Items
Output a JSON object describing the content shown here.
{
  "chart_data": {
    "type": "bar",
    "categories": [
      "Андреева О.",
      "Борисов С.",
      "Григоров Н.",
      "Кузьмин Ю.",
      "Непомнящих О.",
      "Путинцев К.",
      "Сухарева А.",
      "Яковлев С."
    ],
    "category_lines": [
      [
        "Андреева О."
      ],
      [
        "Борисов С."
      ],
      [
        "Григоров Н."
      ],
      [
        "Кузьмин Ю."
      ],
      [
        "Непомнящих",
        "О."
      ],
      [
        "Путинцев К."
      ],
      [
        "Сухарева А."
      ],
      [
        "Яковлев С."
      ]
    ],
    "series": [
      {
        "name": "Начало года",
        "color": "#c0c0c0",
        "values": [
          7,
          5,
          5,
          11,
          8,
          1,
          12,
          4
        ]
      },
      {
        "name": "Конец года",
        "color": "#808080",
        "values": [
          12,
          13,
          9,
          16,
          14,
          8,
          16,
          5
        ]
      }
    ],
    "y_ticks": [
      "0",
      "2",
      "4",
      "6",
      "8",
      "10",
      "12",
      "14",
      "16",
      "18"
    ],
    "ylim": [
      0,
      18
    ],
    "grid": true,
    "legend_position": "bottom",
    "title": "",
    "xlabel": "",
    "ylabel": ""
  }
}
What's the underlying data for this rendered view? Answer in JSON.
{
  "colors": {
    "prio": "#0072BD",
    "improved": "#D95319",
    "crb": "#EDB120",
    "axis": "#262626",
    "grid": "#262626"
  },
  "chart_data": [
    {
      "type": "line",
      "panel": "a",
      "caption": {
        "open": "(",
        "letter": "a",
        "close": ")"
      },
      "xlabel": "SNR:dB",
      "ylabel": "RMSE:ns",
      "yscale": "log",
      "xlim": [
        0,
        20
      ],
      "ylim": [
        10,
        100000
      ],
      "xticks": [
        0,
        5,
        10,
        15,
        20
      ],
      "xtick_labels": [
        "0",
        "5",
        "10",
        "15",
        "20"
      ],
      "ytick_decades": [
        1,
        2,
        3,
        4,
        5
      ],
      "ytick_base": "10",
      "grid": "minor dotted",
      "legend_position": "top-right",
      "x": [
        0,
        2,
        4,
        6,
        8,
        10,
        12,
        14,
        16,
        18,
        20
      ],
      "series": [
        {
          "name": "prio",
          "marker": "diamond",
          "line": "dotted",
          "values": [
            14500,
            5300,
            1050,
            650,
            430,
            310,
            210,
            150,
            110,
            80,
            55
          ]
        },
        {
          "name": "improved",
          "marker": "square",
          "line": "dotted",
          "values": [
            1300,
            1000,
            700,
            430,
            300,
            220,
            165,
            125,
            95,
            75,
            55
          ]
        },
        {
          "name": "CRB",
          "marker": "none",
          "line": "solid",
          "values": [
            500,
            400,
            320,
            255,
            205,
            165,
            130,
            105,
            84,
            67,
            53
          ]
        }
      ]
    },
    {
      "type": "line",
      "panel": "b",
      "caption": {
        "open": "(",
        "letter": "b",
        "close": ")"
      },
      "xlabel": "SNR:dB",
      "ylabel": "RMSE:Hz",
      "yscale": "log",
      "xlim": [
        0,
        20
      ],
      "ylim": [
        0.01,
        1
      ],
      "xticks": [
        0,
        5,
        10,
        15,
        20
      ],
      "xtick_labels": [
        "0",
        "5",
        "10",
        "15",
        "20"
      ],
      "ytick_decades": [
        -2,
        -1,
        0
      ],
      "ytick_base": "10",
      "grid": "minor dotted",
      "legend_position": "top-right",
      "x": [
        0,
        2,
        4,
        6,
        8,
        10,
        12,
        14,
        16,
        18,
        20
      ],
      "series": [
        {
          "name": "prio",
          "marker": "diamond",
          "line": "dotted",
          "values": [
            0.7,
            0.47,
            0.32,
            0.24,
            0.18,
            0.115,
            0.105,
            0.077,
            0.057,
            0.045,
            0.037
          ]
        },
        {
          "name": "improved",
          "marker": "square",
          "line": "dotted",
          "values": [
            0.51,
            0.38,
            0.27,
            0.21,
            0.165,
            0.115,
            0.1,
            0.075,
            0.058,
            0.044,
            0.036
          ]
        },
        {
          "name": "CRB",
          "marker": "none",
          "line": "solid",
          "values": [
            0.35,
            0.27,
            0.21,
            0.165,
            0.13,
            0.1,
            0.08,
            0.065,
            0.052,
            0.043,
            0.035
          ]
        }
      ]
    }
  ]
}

Instructions to follow
All of the data must be returned exactly.

The completed task
Output a JSON object describing the content shown here.
{
  "chart_data": {
    "type": "bar",
    "categories": [
      "Андреева О.",
      "Борисов С.",
      "Григоров Н.",
      "Кузьмин Ю.",
      "Непомнящих О.",
      "Путинцев К.",
      "Сухарева А.",
      "Яковлев С."
    ],
    "category_lines": [
      [
        "Андреева О."
      ],
      [
        "Борисов С."
      ],
      [
        "Григоров Н."
      ],
      [
        "Кузьмин Ю."
      ],
      [
        "Непомнящих",
        "О."
      ],
      [
        "Путинцев К."
      ],
      [
        "Сухарева А."
      ],
      [
        "Яковлев С."
      ]
    ],
    "series": [
      {
        "name": "Начало года",
        "color": "#c0c0c0",
        "values": [
          7,
          5,
          5,
          11,
          8,
          1,
          12,
          4
        ]
      },
      {
        "name": "Конец года",
        "color": "#808080",
        "values": [
          12,
          13,
          9,
          16,
          14,
          8,
          16,
          5
        ]
      }
    ],
    "y_ticks": [
      "0",
      "2",
      "4",
      "6",
      "8",
      "10",
      "12",
      "14",
      "16",
      "18"
    ],
    "ylim": [
      0,
      18
    ],
    "grid": true,
    "legend_position": "bottom",
    "title": "",
    "xlabel": "",
    "ylabel": ""
  }
}
What's the underlying data for this rendered view? Answer in JSON.
{
  "colors": {
    "prio": "#0072BD",
    "improved": "#D95319",
    "crb": "#EDB120",
    "axis": "#262626",
    "grid": "#262626"
  },
  "chart_data": [
    {
      "type": "line",
      "panel": "a",
      "caption": {
        "open": "(",
        "letter": "a",
        "close": ")"
      },
      "xlabel": "SNR:dB",
      "ylabel": "RMSE:ns",
      "yscale": "log",
      "xlim": [
        0,
        20
      ],
      "ylim": [
        10,
        100000
      ],
      "xticks": [
        0,
        5,
        10,
        15,
        20
      ],
      "xtick_labels": [
        "0",
        "5",
        "10",
        "15",
        "20"
      ],
      "ytick_decades": [
        1,
        2,
        3,
        4,
        5
      ],
      "ytick_base": "10",
      "grid": "minor dotted",
      "legend_position": "top-right",
      "x": [
        0,
        2,
        4,
        6,
        8,
        10,
        12,
        14,
        16,
        18,
        20
      ],
      "series": [
        {
          "name": "prio",
          "marker": "diamond",
          "line": "dotted",
          "values": [
            14500,
            5300,
            1050,
            650,
            430,
            310,
            210,
            150,
            110,
            80,
            55
          ]
        },
        {
          "name": "improved",
          "marker": "square",
          "line": "dotted",
          "values": [
            1300,
            1000,
            700,
            430,
            300,
            220,
            165,
            125,
            95,
            75,
            55
          ]
        },
        {
          "name": "CRB",
          "marker": "none",
          "line": "solid",
          "values": [
            500,
            400,
            320,
            255,
            205,
            165,
            130,
            105,
            84,
            67,
            53
          ]
        }
      ]
    },
    {
      "type": "line",
      "panel": "b",
      "caption": {
        "open": "(",
        "letter": "b",
        "close": ")"
      },
      "xlabel": "SNR:dB",
      "ylabel": "RMSE:Hz",
      "yscale": "log",
      "xlim": [
        0,
        20
      ],
      "ylim": [
        0.01,
        1
      ],
      "xticks": [
        0,
        5,
        10,
        15,
        20
      ],
      "xtick_labels": [
        "0",
        "5",
        "10",
        "15",
        "20"
      ],
      "ytick_decades": [
        -2,
        -1,
        0
      ],
      "ytick_base": "10",
      "grid": "minor dotted",
      "legend_position": "top-right",
      "x": [
        0,
        2,
        4,
        6,
        8,
        10,
        12,
        14,
        16,
        18,
        20
      ],
      "series": [
        {
          "name": "prio",
          "marker": "diamond",
          "line": "dotted",
          "values": [
            0.7,
            0.47,
            0.32,
            0.24,
            0.18,
            0.115,
            0.105,
            0.077,
            0.057,
            0.045,
            0.037
          ]
        },
        {
          "name": "improved",
          "marker": "square",
          "line": "dotted",
          "values": [
            0.51,
            0.38,
            0.27,
            0.21,
            0.165,
            0.115,
            0.1,
            0.075,
            0.058,
            0.044,
            0.036
          ]
        },
        {
          "name": "CRB",
          "marker": "none",
          "line": "solid",
          "values": [
            0.35,
            0.27,
            0.21,
            0.165,
            0.13,
            0.1,
            0.08,
            0.065,
            0.052,
            0.043,
            0.035
          ]
        }
      ]
    }
  ]
}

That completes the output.